EXERCISE REQUIREMENTS: Only a number is wanted: the count of lines in this listing that contain "color".

RECORDS FOR PROCESSING:
-=-=-
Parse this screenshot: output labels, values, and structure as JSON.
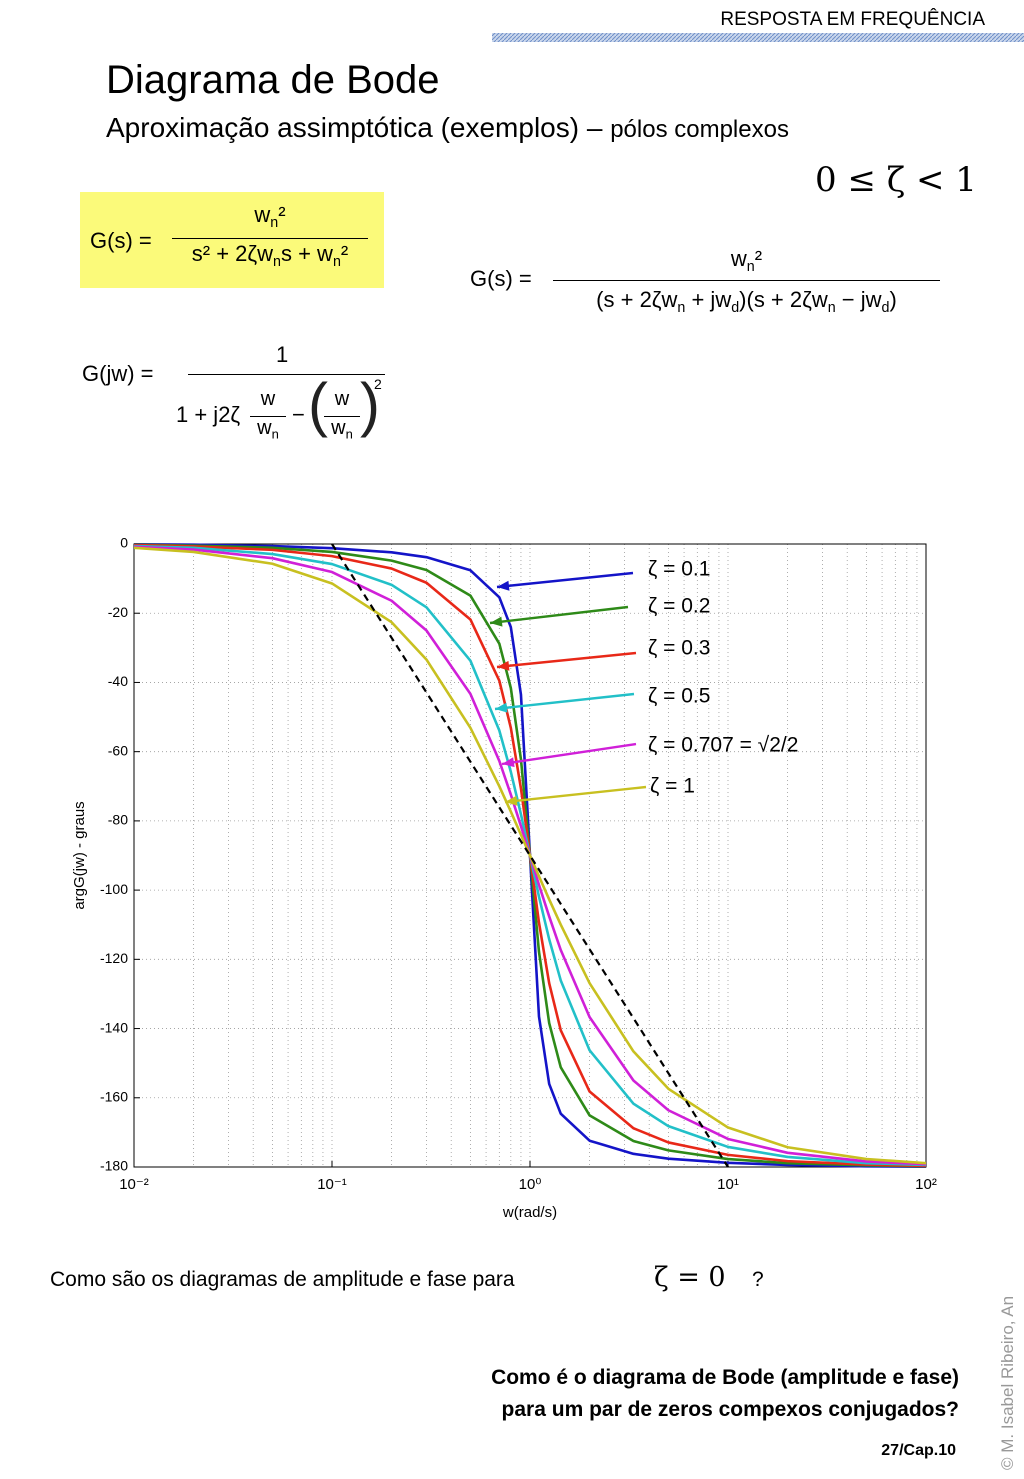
{
  "header": {
    "section": "RESPOSTA EM FREQUÊNCIA",
    "title": "Diagrama de Bode",
    "subtitle": "Aproximação assimptótica (exemplos) –",
    "subtitle_small": "pólos complexos",
    "condition": "0 ≤ ζ < 1"
  },
  "equations": {
    "eq1": {
      "lhs": "G(s) =",
      "num": [
        "w",
        "n",
        "²"
      ],
      "den": [
        "s² + 2ζw",
        "n",
        "s + w",
        "n",
        "²"
      ]
    },
    "eq2": {
      "lhs": "G(s) =",
      "num": [
        "w",
        "n",
        "²"
      ],
      "den": [
        "(s + 2ζw",
        "n",
        " + jw",
        "d",
        ")(s + 2ζw",
        "n",
        " − jw",
        "d",
        ")"
      ]
    },
    "eq3": {
      "lhs": "G(jw) =",
      "num": "1",
      "den_start": "1 + j2ζ",
      "f1_num": "w",
      "f1_den": [
        "w",
        "n"
      ],
      "minus": "−",
      "open": "(",
      "f2_num": "w",
      "f2_den": [
        "w",
        "n"
      ],
      "close": ")",
      "power": "2"
    }
  },
  "chart_data": {
    "type": "line",
    "x_label": "w(rad/s)",
    "y_label": "argG(jw) - graus",
    "x_scale": "log",
    "grid": true,
    "xlim": [
      0.01,
      100
    ],
    "xticks": [
      {
        "value": 0.01,
        "label": "10⁻²"
      },
      {
        "value": 0.1,
        "label": "10⁻¹"
      },
      {
        "value": 1,
        "label": "10⁰"
      },
      {
        "value": 10,
        "label": "10¹"
      },
      {
        "value": 100,
        "label": "10²"
      }
    ],
    "ylim": [
      -180,
      0
    ],
    "yticks": [
      0,
      -20,
      -40,
      -60,
      -80,
      -100,
      -120,
      -140,
      -160,
      -180
    ],
    "x": [
      0.01,
      0.02,
      0.05,
      0.1,
      0.2,
      0.3,
      0.5,
      0.7,
      0.8,
      0.9,
      1,
      1.11,
      1.25,
      1.43,
      2,
      3.33,
      5,
      10,
      20,
      50,
      100
    ],
    "series": [
      {
        "name": "ζ = 0.1",
        "color": "#1414c8",
        "values": [
          -0.1,
          -0.2,
          -0.6,
          -1.2,
          -2.4,
          -3.8,
          -7.6,
          -15.4,
          -24.0,
          -43.5,
          -90,
          -136.5,
          -156.0,
          -164.6,
          -172.4,
          -176.2,
          -177.6,
          -178.8,
          -179.4,
          -179.8,
          -179.9
        ]
      },
      {
        "name": "ζ = 0.2",
        "color": "#2e8a18",
        "values": [
          -0.2,
          -0.5,
          -1.1,
          -2.3,
          -4.8,
          -7.5,
          -14.9,
          -28.8,
          -41.6,
          -62.2,
          -90,
          -117.8,
          -138.4,
          -151.2,
          -165.1,
          -172.5,
          -175.2,
          -177.7,
          -178.9,
          -179.5,
          -179.8
        ]
      },
      {
        "name": "ζ = 0.3",
        "color": "#e82818",
        "values": [
          -0.3,
          -0.7,
          -1.7,
          -3.5,
          -7.1,
          -11.2,
          -21.8,
          -39.5,
          -53.1,
          -70.6,
          -90,
          -109.4,
          -126.9,
          -140.5,
          -158.2,
          -168.8,
          -172.9,
          -176.5,
          -178.3,
          -179.3,
          -179.7
        ]
      },
      {
        "name": "ζ = 0.5",
        "color": "#22c0c8",
        "values": [
          -0.6,
          -1.1,
          -2.9,
          -5.8,
          -11.8,
          -18.3,
          -33.7,
          -53.9,
          -65.8,
          -78.1,
          -90,
          -101.9,
          -114.2,
          -126.1,
          -146.3,
          -161.7,
          -168.2,
          -174.2,
          -177.1,
          -178.9,
          -179.4
        ]
      },
      {
        "name": "ζ = 0.707 = √2/2",
        "color": "#d020d8",
        "values": [
          -0.8,
          -1.6,
          -4.1,
          -8.1,
          -16.4,
          -25.0,
          -43.3,
          -62.7,
          -72.4,
          -81.5,
          -90,
          -98.5,
          -107.6,
          -117.3,
          -136.7,
          -155.0,
          -163.6,
          -171.9,
          -175.9,
          -178.4,
          -179.2
        ]
      },
      {
        "name": "ζ = 1",
        "color": "#c8c020",
        "values": [
          -1.1,
          -2.3,
          -5.7,
          -11.4,
          -22.6,
          -33.4,
          -53.1,
          -70.0,
          -77.3,
          -84.0,
          -90,
          -96.0,
          -102.7,
          -110.0,
          -126.9,
          -146.6,
          -157.4,
          -168.6,
          -174.3,
          -177.7,
          -178.9
        ]
      },
      {
        "color": "#000000",
        "dashed": true,
        "values": [
          null,
          null,
          null,
          0,
          -27.1,
          -42.9,
          -62.9,
          -76.1,
          -81.3,
          -85.9,
          -90,
          -94.1,
          -98.7,
          -104.0,
          -117.1,
          -137.0,
          -152.9,
          -180,
          null,
          null,
          null
        ]
      }
    ]
  },
  "questions": {
    "q1": "Como são os diagramas de amplitude e fase para",
    "q1_math": "ζ = 0",
    "q1_end": "?",
    "q2_line1": "Como é o diagrama de Bode (amplitude e fase)",
    "q2_line2": "para um par de zeros compexos conjugados?"
  },
  "footer": {
    "page": "27/Cap.10",
    "copyright": "© M. Isabel Ribeiro, An"
  }
}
-=-=-
WORKED ANSWER: 7